* _WHAT IS NEEDED_:
Copy out the records unchanged, from the start through the line containing "dot-leader bbox=[209, 578, 382, 591]", both ends included.

* _Annotated element listings_:
┄┄┄┄┄┄┄┄┄┄┄┄┄┄┄┄┄┄┄┄

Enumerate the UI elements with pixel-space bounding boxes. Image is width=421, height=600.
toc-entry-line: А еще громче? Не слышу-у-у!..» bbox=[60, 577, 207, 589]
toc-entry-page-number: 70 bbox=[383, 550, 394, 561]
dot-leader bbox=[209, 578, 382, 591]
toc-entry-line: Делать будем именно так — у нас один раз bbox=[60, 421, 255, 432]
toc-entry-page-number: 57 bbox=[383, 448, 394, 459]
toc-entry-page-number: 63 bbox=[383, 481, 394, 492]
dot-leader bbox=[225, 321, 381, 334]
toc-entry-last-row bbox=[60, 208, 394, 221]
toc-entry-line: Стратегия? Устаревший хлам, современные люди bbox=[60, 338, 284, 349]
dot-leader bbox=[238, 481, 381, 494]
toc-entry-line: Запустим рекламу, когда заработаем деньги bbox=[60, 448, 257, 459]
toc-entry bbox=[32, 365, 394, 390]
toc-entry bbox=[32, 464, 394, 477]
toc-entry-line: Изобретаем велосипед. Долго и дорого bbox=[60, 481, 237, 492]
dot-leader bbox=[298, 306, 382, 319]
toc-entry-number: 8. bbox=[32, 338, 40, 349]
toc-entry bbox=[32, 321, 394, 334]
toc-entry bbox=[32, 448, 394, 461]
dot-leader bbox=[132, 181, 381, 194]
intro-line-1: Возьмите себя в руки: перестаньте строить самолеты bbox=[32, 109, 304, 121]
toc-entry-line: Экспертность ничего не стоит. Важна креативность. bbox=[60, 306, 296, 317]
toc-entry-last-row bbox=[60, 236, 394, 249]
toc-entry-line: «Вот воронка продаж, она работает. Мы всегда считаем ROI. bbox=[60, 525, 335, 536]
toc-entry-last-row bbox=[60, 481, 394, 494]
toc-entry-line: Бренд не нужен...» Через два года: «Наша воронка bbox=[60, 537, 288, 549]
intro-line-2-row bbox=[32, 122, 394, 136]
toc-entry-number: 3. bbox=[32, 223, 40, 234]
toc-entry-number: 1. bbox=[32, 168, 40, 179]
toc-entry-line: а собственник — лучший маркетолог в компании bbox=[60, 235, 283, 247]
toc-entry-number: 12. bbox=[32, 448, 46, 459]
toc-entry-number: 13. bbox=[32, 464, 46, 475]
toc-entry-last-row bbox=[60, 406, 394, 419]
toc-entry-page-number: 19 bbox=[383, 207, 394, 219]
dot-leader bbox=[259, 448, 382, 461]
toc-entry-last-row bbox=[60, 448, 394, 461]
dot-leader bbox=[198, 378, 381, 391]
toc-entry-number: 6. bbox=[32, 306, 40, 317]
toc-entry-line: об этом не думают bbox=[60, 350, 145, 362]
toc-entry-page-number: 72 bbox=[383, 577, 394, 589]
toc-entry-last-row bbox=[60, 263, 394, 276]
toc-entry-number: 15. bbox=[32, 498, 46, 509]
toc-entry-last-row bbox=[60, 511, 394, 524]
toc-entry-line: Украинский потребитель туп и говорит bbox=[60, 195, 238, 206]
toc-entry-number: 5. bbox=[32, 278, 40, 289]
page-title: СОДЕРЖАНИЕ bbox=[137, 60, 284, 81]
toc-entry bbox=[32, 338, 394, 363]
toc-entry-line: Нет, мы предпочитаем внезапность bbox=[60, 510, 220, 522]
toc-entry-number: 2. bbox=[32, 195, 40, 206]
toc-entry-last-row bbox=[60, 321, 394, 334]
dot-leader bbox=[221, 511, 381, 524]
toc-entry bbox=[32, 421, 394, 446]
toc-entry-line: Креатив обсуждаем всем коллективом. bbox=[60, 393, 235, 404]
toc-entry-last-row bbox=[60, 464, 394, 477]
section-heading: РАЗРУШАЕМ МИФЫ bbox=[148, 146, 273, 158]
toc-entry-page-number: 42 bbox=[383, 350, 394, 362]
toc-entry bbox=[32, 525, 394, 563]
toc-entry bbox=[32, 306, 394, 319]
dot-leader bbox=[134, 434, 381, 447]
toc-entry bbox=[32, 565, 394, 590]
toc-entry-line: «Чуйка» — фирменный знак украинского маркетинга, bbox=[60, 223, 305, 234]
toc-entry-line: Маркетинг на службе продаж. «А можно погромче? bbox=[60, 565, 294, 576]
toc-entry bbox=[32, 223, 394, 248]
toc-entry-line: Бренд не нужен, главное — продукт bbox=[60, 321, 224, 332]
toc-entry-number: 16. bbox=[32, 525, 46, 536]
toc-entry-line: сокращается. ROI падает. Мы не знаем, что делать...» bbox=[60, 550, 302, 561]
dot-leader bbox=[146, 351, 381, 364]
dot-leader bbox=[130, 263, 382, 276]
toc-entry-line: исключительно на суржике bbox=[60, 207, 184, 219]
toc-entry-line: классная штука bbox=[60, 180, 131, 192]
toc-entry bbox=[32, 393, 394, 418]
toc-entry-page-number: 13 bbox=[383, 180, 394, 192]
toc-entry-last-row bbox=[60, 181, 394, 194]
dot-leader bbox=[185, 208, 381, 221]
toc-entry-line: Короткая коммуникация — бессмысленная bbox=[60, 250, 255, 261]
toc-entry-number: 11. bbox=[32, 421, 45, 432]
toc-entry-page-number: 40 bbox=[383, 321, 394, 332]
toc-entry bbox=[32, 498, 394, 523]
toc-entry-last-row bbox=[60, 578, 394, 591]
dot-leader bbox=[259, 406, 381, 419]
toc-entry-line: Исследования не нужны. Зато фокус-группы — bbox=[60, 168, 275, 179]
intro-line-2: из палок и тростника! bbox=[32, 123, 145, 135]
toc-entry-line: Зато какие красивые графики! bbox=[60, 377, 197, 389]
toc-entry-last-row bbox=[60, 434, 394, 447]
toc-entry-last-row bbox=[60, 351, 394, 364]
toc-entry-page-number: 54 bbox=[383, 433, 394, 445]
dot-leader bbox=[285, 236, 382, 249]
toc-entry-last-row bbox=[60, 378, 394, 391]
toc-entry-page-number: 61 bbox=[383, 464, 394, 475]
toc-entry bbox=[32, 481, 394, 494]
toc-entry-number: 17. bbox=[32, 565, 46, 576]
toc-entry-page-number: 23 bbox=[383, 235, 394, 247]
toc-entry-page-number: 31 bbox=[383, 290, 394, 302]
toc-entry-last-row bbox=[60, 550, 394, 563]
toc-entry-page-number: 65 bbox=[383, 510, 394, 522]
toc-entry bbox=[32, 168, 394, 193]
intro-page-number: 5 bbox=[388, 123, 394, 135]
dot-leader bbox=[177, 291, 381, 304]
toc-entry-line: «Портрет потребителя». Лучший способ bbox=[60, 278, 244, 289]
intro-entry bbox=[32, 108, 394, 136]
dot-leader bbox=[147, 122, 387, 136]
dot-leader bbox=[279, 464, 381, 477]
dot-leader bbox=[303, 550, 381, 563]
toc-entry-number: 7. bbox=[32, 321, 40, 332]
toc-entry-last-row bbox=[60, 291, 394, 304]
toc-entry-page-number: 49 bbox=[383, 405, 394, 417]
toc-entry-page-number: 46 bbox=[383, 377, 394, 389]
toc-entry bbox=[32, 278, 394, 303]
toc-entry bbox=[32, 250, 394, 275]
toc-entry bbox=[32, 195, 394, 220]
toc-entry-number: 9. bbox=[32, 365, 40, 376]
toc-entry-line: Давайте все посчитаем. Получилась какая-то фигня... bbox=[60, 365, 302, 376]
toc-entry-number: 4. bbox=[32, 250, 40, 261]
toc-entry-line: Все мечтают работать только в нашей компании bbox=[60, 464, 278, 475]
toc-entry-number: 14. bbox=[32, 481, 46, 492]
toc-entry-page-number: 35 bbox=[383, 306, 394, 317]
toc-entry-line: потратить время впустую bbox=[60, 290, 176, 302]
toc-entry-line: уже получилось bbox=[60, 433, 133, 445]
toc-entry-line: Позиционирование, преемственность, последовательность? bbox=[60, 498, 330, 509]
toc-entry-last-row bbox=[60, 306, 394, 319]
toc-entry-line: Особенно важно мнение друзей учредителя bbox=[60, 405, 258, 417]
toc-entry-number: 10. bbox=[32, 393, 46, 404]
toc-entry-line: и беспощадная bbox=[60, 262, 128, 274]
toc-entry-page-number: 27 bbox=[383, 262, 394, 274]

┄┄┄┄┄┄┄┄┄┄┄┄┄┄┄┄┄┄┄┄

* _PROBLEM SOLUTION_:
Enumerate the UI elements with pixel-space bounding boxes. Image is width=421, height=600.
toc-entry-line: А еще громче? Не слышу-у-у!..» bbox=[60, 577, 207, 589]
toc-entry-page-number: 70 bbox=[383, 550, 394, 561]
dot-leader bbox=[209, 578, 382, 591]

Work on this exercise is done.